DIRECTIVE:
Gather every line of the entries that includes the word "ganadores".

DATA:
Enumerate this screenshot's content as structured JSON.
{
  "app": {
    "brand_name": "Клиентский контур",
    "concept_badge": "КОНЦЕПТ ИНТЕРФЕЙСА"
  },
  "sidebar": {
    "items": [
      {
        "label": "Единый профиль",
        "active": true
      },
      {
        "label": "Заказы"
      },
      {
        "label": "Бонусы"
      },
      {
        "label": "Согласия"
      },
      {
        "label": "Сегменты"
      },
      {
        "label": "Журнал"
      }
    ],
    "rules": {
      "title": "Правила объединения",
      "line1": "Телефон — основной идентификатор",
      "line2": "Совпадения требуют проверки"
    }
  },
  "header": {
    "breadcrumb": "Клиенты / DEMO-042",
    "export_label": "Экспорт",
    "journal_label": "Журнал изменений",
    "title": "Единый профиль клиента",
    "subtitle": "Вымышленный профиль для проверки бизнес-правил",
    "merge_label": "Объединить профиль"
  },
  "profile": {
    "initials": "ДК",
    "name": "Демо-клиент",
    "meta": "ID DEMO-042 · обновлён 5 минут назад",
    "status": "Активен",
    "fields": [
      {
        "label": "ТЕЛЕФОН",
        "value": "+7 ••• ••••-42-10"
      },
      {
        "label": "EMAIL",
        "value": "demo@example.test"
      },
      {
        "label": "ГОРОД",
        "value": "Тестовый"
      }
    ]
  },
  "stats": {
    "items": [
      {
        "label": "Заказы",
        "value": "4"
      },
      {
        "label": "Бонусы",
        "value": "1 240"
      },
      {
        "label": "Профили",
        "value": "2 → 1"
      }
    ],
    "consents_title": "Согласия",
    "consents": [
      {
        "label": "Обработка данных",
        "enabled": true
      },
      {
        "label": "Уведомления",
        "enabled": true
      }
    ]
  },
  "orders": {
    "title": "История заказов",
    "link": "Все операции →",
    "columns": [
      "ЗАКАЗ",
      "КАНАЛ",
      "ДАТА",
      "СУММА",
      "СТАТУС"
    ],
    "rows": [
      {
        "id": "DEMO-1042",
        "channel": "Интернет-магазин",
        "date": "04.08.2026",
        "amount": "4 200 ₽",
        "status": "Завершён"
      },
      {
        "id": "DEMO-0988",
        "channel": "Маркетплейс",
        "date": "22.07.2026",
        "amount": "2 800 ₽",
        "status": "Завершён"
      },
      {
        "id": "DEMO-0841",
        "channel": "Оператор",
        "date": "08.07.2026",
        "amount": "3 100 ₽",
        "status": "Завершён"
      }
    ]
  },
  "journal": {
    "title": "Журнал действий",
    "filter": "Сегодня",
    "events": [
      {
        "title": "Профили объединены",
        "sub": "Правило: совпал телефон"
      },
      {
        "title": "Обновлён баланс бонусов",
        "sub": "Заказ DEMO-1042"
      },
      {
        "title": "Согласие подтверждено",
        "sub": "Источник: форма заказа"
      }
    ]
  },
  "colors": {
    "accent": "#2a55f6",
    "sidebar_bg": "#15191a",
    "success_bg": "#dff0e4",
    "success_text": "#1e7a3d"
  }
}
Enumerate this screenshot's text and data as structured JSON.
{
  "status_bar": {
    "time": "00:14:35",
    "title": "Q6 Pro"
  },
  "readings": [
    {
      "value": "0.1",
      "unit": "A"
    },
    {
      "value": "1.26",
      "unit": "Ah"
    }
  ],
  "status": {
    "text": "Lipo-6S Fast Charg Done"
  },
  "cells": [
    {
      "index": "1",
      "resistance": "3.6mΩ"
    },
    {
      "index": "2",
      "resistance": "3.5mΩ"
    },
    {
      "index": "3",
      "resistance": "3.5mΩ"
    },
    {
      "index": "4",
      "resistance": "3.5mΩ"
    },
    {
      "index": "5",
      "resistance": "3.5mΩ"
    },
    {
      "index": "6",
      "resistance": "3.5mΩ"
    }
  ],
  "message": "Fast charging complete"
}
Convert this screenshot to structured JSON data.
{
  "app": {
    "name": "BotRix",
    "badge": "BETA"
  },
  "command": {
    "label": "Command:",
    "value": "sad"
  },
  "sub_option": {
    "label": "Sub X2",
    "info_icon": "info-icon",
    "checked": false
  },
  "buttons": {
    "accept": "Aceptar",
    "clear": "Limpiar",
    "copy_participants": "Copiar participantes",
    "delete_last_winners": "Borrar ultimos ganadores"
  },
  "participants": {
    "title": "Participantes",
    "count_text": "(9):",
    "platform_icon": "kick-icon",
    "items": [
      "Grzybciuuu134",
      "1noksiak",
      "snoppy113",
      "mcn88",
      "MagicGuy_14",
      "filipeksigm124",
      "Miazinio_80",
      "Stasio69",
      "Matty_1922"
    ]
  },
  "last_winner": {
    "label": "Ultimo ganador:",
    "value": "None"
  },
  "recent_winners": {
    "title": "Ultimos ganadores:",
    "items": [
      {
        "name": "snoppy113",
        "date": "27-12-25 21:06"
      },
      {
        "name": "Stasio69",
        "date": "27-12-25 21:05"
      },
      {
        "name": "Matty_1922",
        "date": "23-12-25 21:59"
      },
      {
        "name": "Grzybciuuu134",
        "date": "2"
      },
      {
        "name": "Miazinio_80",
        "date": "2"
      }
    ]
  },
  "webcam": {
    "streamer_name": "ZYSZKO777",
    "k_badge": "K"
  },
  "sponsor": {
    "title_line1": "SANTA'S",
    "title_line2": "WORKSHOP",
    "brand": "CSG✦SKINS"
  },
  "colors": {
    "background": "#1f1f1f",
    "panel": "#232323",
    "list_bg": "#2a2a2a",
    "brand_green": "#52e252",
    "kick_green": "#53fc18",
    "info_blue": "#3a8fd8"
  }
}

FULL SOLUTION:
    "delete_last_winners": "Borrar ultimos ganadores"
    "title": "Ultimos ganadores:",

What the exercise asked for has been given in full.